(REQUIRED WORK): In the listing below, how many lines contain the word "estudiantes"? Please respond with the number only.

(SUPPLIED DATA):

◆ ◆ ◆ ◆ ◆

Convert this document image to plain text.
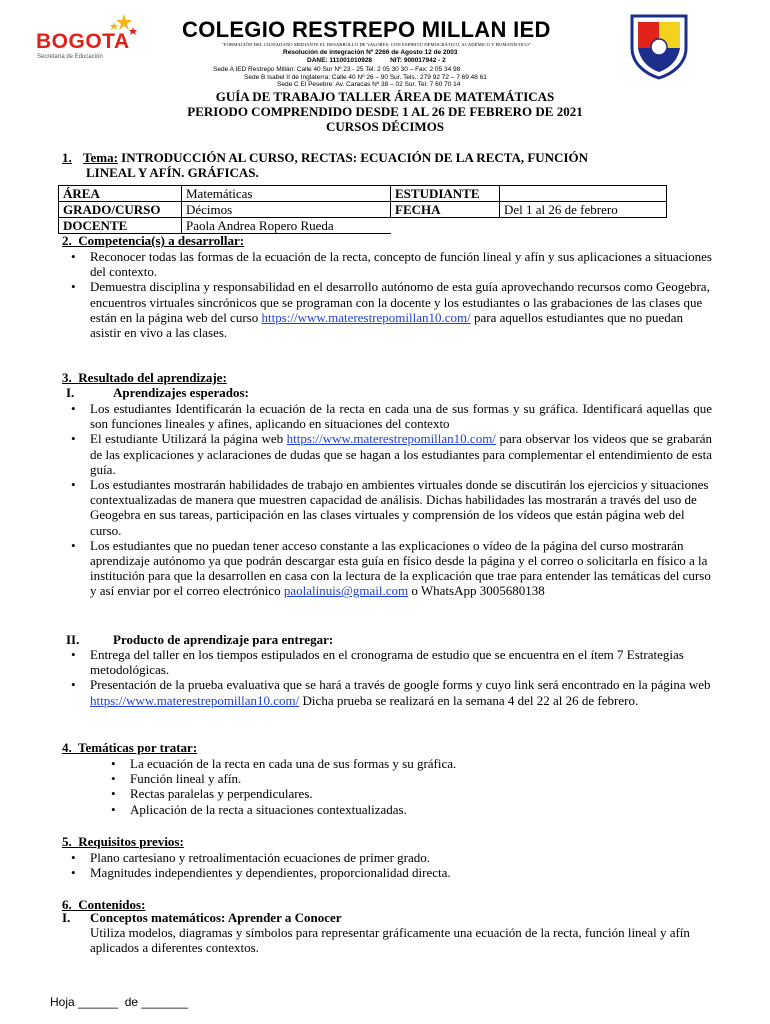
BOGOTA
Secretaría de Educación
COLEGIO RESTREPO MILLAN IED
"FORMACIÓN DEL CIUDADANO MEDIANTE EL DESARROLLO DE VALORES, CON ESPÍRITU DEMOCRÁTICO, ACADÉMICO Y HUMANÍSTICO"
Resolución de integración Nº 2266 de Agosto 12 de 2003
DANE: 111001010928          NIT: 900017942 - 2
Sede A IED Restrepo Millán: Calle 40 Sur Nº 23 - 25 Tel: 2 05 30 30 – Fax: 2 05 34 98
Sede B Isabel II de Inglaterra: Calle 40 Nº 26 – 90 Sur. Tels.: 279 92 72 – 7 69 48 61
Sede C El Pesebre: Av. Caracas Nº 38 – 02 Sur. Tel: 7 60 70 14
GUÍA DE TRABAJO TALLER ÁREA DE MATEMÁTICAS
PERIODO COMPRENDIDO DESDE 1 AL 26 DE FEBRERO DE 2021
CURSOS DÉCIMOS
1. Tema: INTRODUCCIÓN AL CURSO, RECTAS: ECUACIÓN DE LA RECTA, FUNCIÓN
LINEAL Y AFÍN. GRÁFICAS.
ÁREA	Matemáticas	ESTUDIANTE	
GRADO/CURSO	Décimos	FECHA	Del 1 al 26 de febrero
DOCENTE	Paola Andrea Ropero Rueda		
2.  Competencia(s) a desarrollar:
• Reconocer todas las formas de la ecuación de la recta, concepto de función lineal y afín y sus aplicaciones a situaciones del contexto.
• Demuestra disciplina y responsabilidad en el desarrollo autónomo de esta guía aprovechando recursos como Geogebra, encuentros virtuales sincrónicos que se programan con la docente y los estudiantes o las grabaciones de las clases que están en la página web del curso https://www.materestrepomillan10.com/ para aquellos estudiantes que no puedan asistir en vivo a las clases.
3.  Resultado del aprendizaje:
I.	Aprendizajes esperados:
• Los estudiantes Identificarán la ecuación de la recta en cada una de sus formas y su gráfica. Identificará aquellas que son funciones lineales y afines, aplicando en situaciones del contexto
• El estudiante Utilizará la página web https://www.materestrepomillan10.com/ para observar los videos que se grabarán de las explicaciones y aclaraciones de dudas que se hagan a los estudiantes para complementar el entendimiento de esta guía.
• Los estudiantes mostrarán habilidades de trabajo en ambientes virtuales donde se discutirán los ejercicios y situaciones contextualizadas de manera que muestren capacidad de análisis. Dichas habilidades las mostrarán a través del uso de Geogebra en sus tareas, participación en las clases virtuales y comprensión de los vídeos que están página web del curso.
• Los estudiantes que no puedan tener acceso constante a las explicaciones o vídeo de la página del curso mostrarán aprendizaje autónomo ya que podrán descargar esta guía en físico desde la página y el correo o solicitarla en físico a la institución para que la desarrollen en casa con la lectura de la explicación que trae para entender las temáticas del curso y así enviar por el correo electrónico paolalinuis@gmail.com o WhatsApp 3005680138
II.	Producto de aprendizaje para entregar:
• Entrega del taller en los tiempos estipulados en el cronograma de estudio que se encuentra en el ítem 7 Estrategias metodológicas.
• Presentación de la prueba evaluativa que se hará a través de google forms y cuyo link será encontrado en la página web https://www.materestrepomillan10.com/ Dicha prueba se realizará en la semana 4 del 22 al 26 de febrero.
4.  Temáticas por tratar:
• La ecuación de la recta en cada una de sus formas y su gráfica.
• Función lineal y afín.
• Rectas paralelas y perpendiculares.
• Aplicación de la recta a situaciones contextualizadas.
5.  Requisitos previos:
• Plano cartesiano y retroalimentación ecuaciones de primer grado.
• Magnitudes independientes y dependientes, proporcionalidad directa.
6.  Contenidos:
I. Conceptos matemáticos: Aprender a Conocer
Utiliza modelos, diagramas y símbolos para representar gráficamente una ecuación de la recta, función lineal y afín aplicados a diferentes contextos.
Hoja ______  de _______
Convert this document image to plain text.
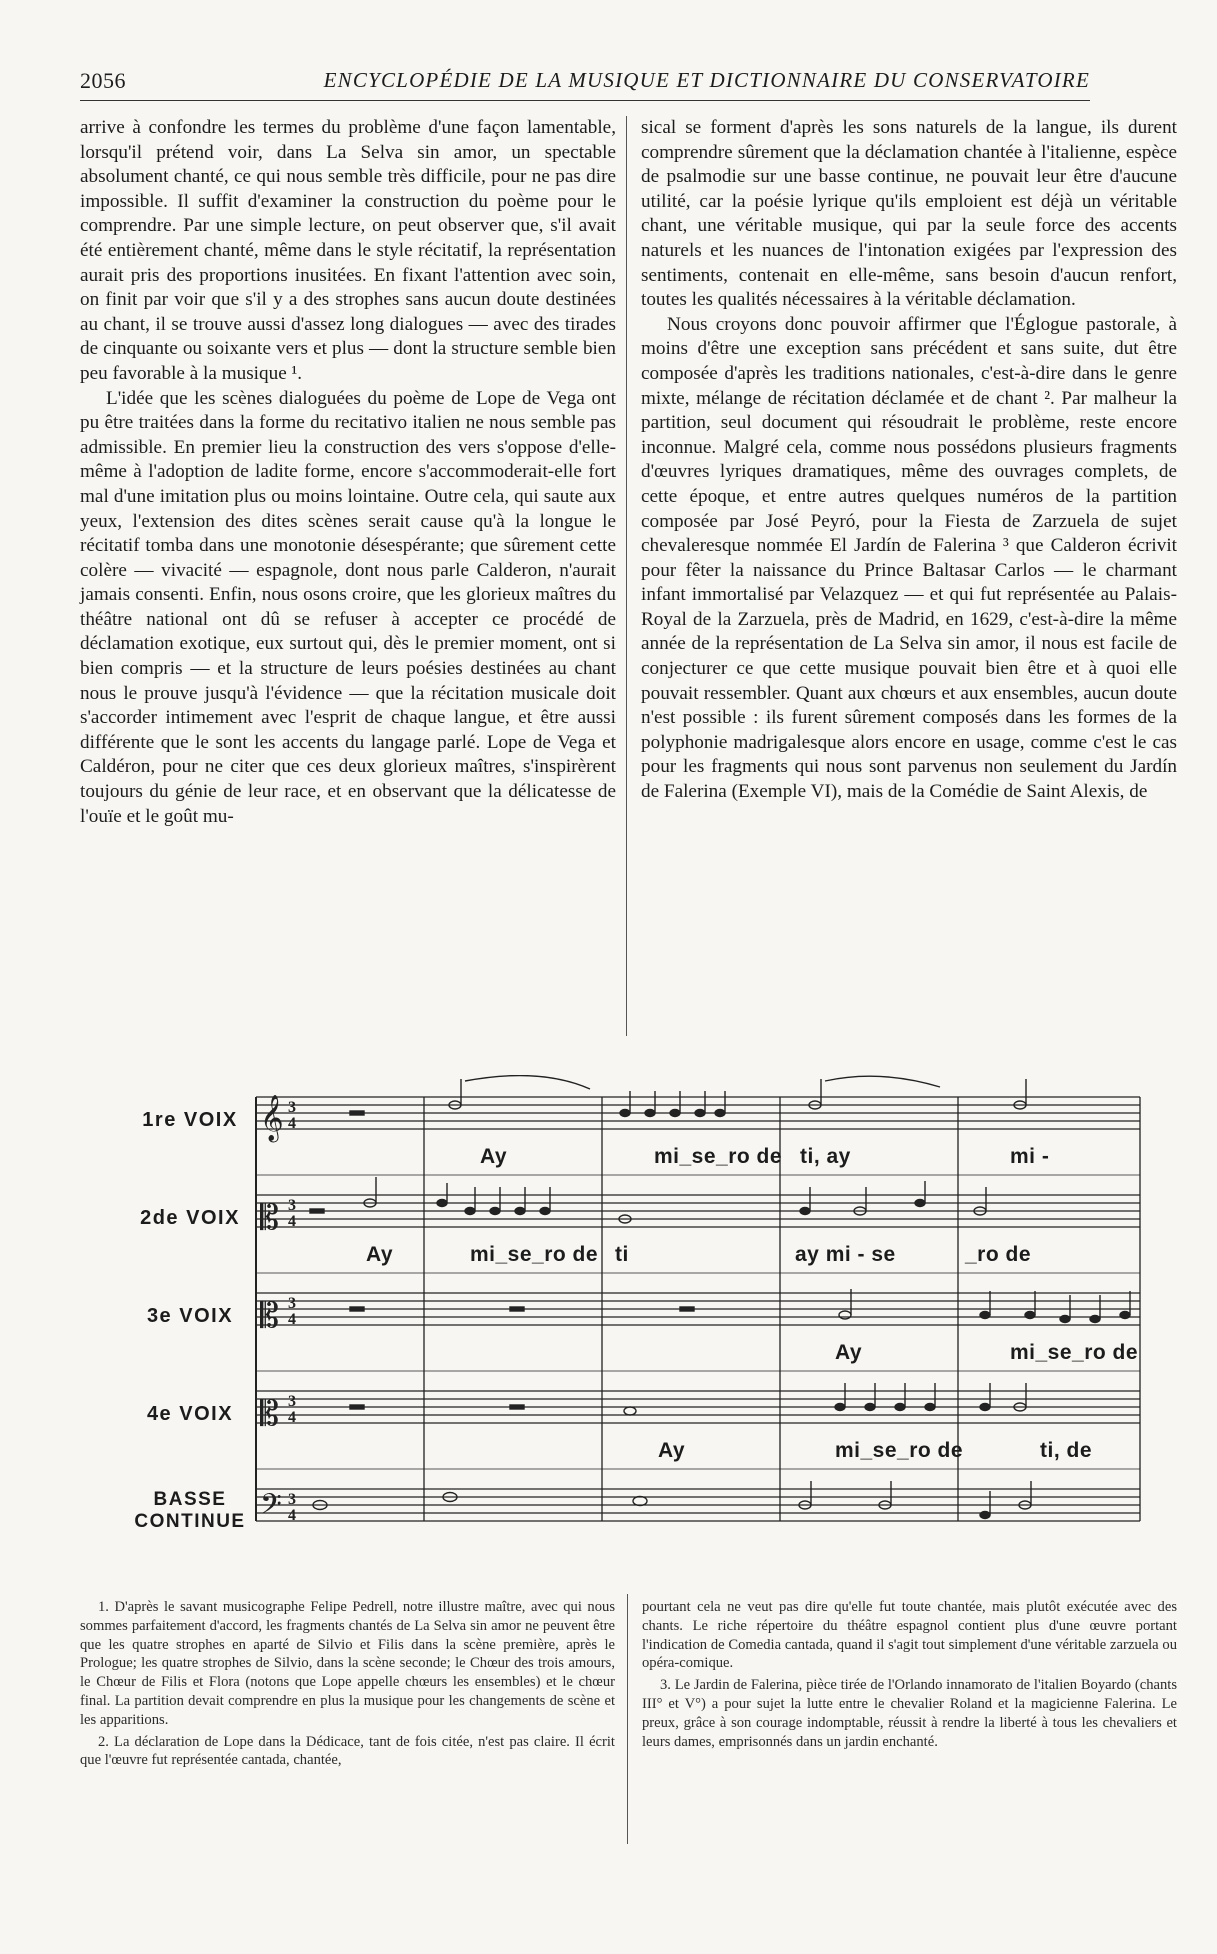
2056	ENCYCLOPÉDIE DE LA MUSIQUE ET DICTIONNAIRE DU CONSERVATOIRE

arrive à confondre les termes du problème d'une façon lamentable, lorsqu'il prétend voir, dans La Selva sin amor, un spectable absolument chanté, ce qui nous semble très difficile, pour ne pas dire impossible. Il suffit d'examiner la construction du poème pour le comprendre. Par une simple lecture, on peut observer que, s'il avait été entièrement chanté, même dans le style récitatif, la représentation aurait pris des proportions inusitées. En fixant l'attention avec soin, on finit par voir que s'il y a des strophes sans aucun doute destinées au chant, il se trouve aussi d'assez long dialogues — avec des tirades de cinquante ou soixante vers et plus — dont la structure semble bien peu favorable à la musique ¹.

L'idée que les scènes dialoguées du poème de Lope de Vega ont pu être traitées dans la forme du recitativo italien ne nous semble pas admissible. En premier lieu la construction des vers s'oppose d'elle-même à l'adoption de ladite forme, encore s'accommoderait-elle fort mal d'une imitation plus ou moins lointaine. Outre cela, qui saute aux yeux, l'extension des dites scènes serait cause qu'à la longue le récitatif tomba dans une monotonie désespérante; que sûrement cette colère — vivacité — espagnole, dont nous parle Calderon, n'aurait jamais consenti. Enfin, nous osons croire, que les glorieux maîtres du théâtre national ont dû se refuser à accepter ce procédé de déclamation exotique, eux surtout qui, dès le premier moment, ont si bien compris — et la structure de leurs poésies destinées au chant nous le prouve jusqu'à l'évidence — que la récitation musicale doit s'accorder intimement avec l'esprit de chaque langue, et être aussi différente que le sont les accents du langage parlé. Lope de Vega et Caldéron, pour ne citer que ces deux glorieux maîtres, s'inspirèrent toujours du génie de leur race, et en observant que la délicatesse de l'ouïe et le goût mu-

sical se forment d'après les sons naturels de la langue, ils durent comprendre sûrement que la déclamation chantée à l'italienne, espèce de psalmodie sur une basse continue, ne pouvait leur être d'aucune utilité, car la poésie lyrique qu'ils emploient est déjà un véritable chant, une véritable musique, qui par la seule force des accents naturels et les nuances de l'intonation exigées par l'expression des sentiments, contenait en elle-même, sans besoin d'aucun renfort, toutes les qualités nécessaires à la véritable déclamation.

Nous croyons donc pouvoir affirmer que l'Églogue pastorale, à moins d'être une exception sans précédent et sans suite, dut être composée d'après les traditions nationales, c'est-à-dire dans le genre mixte, mélange de récitation déclamée et de chant ². Par malheur la partition, seul document qui résoudrait le problème, reste encore inconnue. Malgré cela, comme nous possédons plusieurs fragments d'œuvres lyriques dramatiques, même des ouvrages complets, de cette époque, et entre autres quelques numéros de la partition composée par José Peyró, pour la Fiesta de Zarzuela de sujet chevaleresque nommée El Jardín de Falerina ³ que Calderon écrivit pour fêter la naissance du Prince Baltasar Carlos — le charmant infant immortalisé par Velazquez — et qui fut représentée au Palais-Royal de la Zarzuela, près de Madrid, en 1629, c'est-à-dire la même année de la représentation de La Selva sin amor, il nous est facile de conjecturer ce que cette musique pouvait bien être et à quoi elle pouvait ressembler. Quant aux chœurs et aux ensembles, aucun doute n'est possible : ils furent sûrement composés dans les formes de la polyphonie madrigalesque alors encore en usage, comme c'est le cas pour les fragments qui nous sont parvenus non seulement du Jardín de Falerina (Exemple VI), mais de la Comédie de Saint Alexis, de

𝄞
𝄡
𝄡
𝄡
𝄢
3
4
3
4
3
4
3
4
3
4
1re VOIX
2de VOIX
3e VOIX
4e VOIX
BASSE CONTINUE
Ay	mi_se_ro de ti, ay	mi -
Ay	mi_se_ro de ti	ay mi - se	_ro de
Ay	mi_se_ro de
Ay	mi_se_ro de	ti, de

1. D'après le savant musicographe Felipe Pedrell, notre illustre maître, avec qui nous sommes parfaitement d'accord, les fragments chantés de La Selva sin amor ne peuvent être que les quatre strophes en aparté de Silvio et Filis dans la scène première, après le Prologue; les quatre strophes de Silvio, dans la scène seconde; le Chœur des trois amours, le Chœur de Filis et Flora (notons que Lope appelle chœurs les ensembles) et le chœur final. La partition devait comprendre en plus la musique pour les changements de scène et les apparitions.

2. La déclaration de Lope dans la Dédicace, tant de fois citée, n'est pas claire. Il écrit que l'œuvre fut représentée cantada, chantée,

pourtant cela ne veut pas dire qu'elle fut toute chantée, mais plutôt exécutée avec des chants. Le riche répertoire du théâtre espagnol contient plus d'une œuvre portant l'indication de Comedia cantada, quand il s'agit tout simplement d'une véritable zarzuela ou opéra-comique.

3. Le Jardin de Falerina, pièce tirée de l'Orlando innamorato de l'italien Boyardo (chants III° et V°) a pour sujet la lutte entre le chevalier Roland et la magicienne Falerina. Le preux, grâce à son courage indomptable, réussit à rendre la liberté à tous les chevaliers et leurs dames, emprisonnés dans un jardin enchanté.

◆ ◆ ◆ ◆ ◆

(COMPLETED EXERCISE): 5